* DIRECTIVE: What number of lines in the material contain the word "JSON"? Give that number alone.

==== DATA FOR THIS TASK ====

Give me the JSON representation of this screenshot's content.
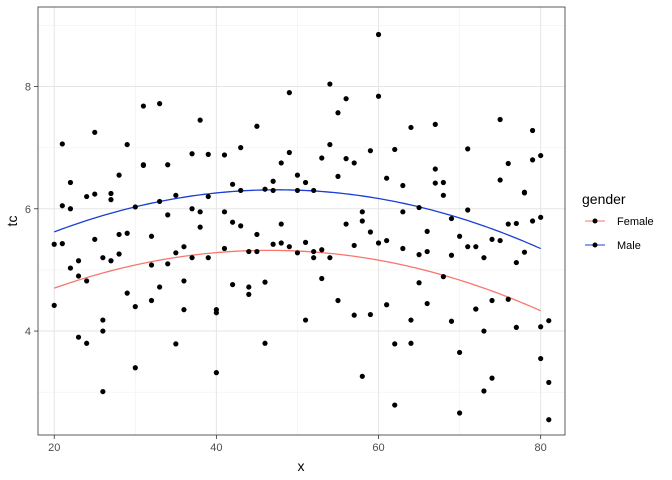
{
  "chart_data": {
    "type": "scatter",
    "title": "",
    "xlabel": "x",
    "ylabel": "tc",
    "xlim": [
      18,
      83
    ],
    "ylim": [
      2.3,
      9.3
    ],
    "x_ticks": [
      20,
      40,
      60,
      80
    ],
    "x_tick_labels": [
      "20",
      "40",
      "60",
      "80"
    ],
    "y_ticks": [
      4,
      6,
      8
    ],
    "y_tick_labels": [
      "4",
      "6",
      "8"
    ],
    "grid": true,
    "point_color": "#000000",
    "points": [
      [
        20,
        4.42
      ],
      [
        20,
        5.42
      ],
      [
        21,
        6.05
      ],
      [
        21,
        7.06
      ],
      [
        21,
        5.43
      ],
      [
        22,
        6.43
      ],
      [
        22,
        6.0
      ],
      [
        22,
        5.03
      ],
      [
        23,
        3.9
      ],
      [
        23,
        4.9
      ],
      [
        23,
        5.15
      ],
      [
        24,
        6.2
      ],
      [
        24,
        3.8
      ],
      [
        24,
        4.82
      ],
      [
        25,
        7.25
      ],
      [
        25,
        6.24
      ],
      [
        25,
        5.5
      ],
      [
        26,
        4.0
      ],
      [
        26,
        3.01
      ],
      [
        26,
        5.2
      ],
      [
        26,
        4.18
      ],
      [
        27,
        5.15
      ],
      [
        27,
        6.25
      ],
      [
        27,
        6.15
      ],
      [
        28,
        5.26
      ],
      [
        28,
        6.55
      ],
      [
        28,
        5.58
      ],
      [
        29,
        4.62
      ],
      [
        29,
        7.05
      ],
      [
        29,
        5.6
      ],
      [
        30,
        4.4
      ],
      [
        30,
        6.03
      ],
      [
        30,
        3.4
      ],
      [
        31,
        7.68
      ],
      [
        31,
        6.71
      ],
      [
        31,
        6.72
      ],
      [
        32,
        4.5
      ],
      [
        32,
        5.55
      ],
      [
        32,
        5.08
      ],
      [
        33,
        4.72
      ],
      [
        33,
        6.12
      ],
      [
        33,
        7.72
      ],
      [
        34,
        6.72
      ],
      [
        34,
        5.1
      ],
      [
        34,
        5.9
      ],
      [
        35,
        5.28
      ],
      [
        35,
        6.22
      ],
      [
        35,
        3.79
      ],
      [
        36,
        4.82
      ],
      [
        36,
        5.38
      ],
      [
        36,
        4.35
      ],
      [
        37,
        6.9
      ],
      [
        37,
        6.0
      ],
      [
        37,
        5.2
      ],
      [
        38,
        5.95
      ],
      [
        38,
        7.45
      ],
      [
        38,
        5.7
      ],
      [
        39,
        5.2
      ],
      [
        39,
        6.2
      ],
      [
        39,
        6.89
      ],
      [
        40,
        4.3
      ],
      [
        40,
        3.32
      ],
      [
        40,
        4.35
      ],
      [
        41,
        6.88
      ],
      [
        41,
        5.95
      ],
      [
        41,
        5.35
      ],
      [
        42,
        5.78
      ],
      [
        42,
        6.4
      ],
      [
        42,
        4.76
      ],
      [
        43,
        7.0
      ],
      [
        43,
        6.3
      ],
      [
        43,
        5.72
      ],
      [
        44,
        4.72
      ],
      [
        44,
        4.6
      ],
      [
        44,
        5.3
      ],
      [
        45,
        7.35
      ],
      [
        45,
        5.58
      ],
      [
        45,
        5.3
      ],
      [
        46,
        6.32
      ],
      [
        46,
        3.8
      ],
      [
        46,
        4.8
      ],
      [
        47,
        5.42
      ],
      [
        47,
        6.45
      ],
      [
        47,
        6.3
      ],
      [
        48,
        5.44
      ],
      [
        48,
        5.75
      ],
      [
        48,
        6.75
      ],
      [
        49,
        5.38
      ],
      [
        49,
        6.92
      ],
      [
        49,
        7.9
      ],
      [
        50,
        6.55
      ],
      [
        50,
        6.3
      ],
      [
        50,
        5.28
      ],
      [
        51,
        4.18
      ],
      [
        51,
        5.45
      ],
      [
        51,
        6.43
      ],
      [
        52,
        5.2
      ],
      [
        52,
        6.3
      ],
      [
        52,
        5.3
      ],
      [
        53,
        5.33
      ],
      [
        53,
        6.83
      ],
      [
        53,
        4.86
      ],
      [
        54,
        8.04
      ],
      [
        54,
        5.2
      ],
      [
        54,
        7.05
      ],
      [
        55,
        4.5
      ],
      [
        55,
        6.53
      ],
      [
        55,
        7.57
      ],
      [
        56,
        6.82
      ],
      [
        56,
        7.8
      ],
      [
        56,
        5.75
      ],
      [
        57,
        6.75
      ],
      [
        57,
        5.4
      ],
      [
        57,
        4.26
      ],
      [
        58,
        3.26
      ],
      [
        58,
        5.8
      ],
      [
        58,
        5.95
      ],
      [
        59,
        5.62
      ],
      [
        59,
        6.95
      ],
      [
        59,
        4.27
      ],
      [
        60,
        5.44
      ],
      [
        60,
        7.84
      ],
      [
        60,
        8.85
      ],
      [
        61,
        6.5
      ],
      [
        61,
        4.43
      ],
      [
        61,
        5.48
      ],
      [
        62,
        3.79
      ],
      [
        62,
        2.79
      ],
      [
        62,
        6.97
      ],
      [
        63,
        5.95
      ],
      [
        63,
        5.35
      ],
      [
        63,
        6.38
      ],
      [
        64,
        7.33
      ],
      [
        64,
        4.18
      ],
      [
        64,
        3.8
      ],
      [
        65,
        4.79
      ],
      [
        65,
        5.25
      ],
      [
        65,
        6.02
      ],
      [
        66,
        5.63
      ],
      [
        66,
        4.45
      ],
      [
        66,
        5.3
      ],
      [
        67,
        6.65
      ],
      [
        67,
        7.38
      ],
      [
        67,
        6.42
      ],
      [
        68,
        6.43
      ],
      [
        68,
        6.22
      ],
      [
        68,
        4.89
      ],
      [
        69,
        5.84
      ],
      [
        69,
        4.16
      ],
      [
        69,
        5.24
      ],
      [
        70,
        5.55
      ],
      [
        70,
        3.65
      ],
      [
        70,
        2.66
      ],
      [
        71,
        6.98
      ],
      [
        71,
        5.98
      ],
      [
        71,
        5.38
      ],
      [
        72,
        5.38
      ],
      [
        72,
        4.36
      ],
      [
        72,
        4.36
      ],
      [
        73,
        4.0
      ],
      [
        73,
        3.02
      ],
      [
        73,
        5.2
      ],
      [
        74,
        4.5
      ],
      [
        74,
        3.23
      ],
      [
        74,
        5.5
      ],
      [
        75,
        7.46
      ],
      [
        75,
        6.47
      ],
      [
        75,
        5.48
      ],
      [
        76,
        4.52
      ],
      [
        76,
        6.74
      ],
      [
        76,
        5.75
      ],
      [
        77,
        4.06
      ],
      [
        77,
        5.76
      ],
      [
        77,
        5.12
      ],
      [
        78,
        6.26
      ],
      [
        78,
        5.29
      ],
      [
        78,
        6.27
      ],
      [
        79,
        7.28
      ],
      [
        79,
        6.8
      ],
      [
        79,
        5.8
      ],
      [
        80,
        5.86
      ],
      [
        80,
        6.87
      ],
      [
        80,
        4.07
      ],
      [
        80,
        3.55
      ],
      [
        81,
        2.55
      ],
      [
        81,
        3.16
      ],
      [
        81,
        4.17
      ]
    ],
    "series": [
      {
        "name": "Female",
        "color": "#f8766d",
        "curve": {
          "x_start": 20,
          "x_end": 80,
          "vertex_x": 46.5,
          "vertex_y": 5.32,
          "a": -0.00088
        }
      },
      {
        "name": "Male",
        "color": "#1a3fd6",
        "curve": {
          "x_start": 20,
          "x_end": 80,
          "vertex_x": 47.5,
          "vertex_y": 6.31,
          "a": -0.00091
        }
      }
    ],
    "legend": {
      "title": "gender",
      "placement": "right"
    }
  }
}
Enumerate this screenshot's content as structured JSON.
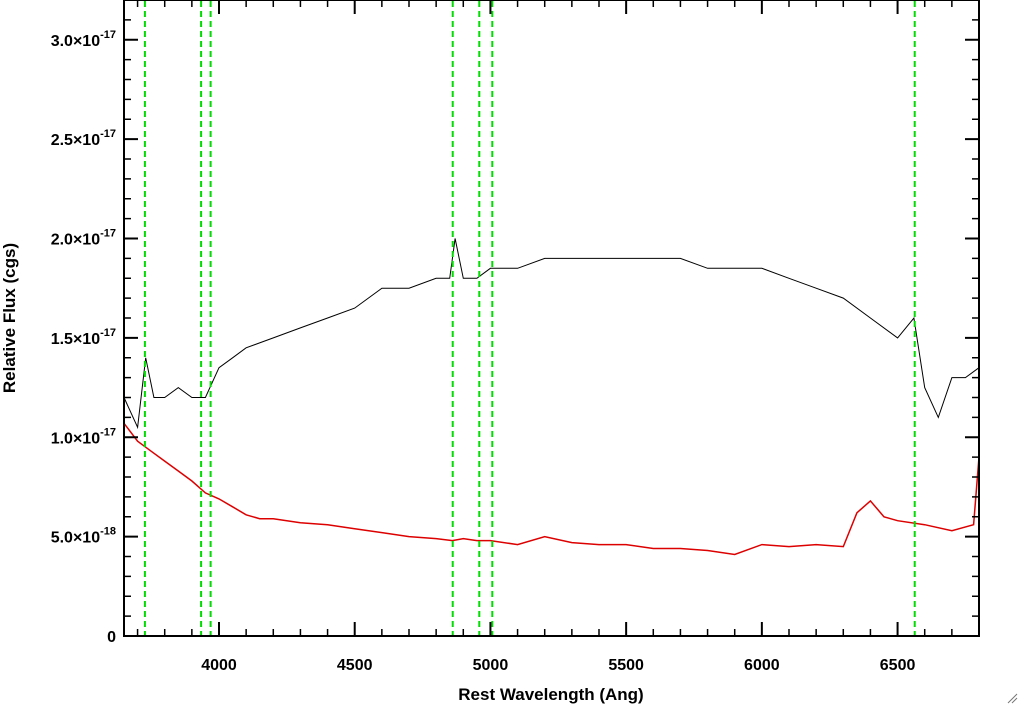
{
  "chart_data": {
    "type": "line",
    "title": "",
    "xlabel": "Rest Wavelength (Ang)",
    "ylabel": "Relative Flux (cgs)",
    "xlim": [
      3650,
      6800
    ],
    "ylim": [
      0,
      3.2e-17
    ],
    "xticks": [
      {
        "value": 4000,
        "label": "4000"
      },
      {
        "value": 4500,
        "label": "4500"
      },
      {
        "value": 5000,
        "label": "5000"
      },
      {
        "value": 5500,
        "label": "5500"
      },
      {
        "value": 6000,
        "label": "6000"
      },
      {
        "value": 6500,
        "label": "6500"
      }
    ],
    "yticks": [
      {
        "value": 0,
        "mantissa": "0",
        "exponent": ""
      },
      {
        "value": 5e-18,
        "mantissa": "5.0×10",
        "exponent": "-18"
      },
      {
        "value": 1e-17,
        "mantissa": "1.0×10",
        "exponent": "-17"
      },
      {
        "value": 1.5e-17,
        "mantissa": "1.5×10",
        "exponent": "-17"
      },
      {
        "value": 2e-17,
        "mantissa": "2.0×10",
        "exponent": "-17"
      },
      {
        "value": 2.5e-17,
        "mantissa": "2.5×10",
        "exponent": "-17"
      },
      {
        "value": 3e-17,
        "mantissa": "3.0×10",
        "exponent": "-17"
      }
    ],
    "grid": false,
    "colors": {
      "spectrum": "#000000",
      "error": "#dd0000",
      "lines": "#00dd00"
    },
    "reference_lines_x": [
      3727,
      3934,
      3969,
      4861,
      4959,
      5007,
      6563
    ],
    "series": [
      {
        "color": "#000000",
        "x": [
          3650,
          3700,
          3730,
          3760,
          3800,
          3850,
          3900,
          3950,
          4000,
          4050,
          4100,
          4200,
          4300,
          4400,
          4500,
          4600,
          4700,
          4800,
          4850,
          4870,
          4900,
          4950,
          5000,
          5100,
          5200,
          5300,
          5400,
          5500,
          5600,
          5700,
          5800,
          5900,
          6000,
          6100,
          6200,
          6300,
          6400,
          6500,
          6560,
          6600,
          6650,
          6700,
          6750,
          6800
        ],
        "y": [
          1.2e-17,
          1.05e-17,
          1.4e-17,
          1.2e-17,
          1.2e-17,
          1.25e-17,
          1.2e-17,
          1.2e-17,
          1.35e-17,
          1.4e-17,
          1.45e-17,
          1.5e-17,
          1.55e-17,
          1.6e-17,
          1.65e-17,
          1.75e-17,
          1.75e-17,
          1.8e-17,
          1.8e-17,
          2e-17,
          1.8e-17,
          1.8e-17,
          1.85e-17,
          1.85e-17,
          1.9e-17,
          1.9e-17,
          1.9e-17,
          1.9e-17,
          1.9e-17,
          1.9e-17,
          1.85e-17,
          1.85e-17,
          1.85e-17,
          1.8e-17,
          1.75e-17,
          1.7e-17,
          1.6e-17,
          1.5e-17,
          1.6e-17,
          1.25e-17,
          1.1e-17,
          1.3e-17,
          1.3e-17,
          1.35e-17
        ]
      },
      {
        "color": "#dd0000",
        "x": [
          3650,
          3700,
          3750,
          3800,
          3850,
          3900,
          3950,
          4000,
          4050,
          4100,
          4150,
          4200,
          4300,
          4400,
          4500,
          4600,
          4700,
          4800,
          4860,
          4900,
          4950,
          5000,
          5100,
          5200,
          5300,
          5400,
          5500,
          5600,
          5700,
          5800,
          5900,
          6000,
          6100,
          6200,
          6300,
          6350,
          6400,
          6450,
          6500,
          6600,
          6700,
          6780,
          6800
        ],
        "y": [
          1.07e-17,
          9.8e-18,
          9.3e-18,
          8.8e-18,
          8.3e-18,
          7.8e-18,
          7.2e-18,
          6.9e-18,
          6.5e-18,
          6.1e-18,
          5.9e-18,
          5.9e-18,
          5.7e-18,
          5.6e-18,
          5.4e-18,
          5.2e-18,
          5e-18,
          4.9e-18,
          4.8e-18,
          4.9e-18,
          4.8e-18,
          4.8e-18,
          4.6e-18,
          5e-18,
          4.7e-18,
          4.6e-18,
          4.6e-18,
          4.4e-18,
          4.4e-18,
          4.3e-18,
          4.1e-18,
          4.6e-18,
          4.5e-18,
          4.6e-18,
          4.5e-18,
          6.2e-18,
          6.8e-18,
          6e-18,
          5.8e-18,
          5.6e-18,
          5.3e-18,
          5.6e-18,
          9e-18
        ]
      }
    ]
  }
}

====

* PROBLEM SOLUTION: 2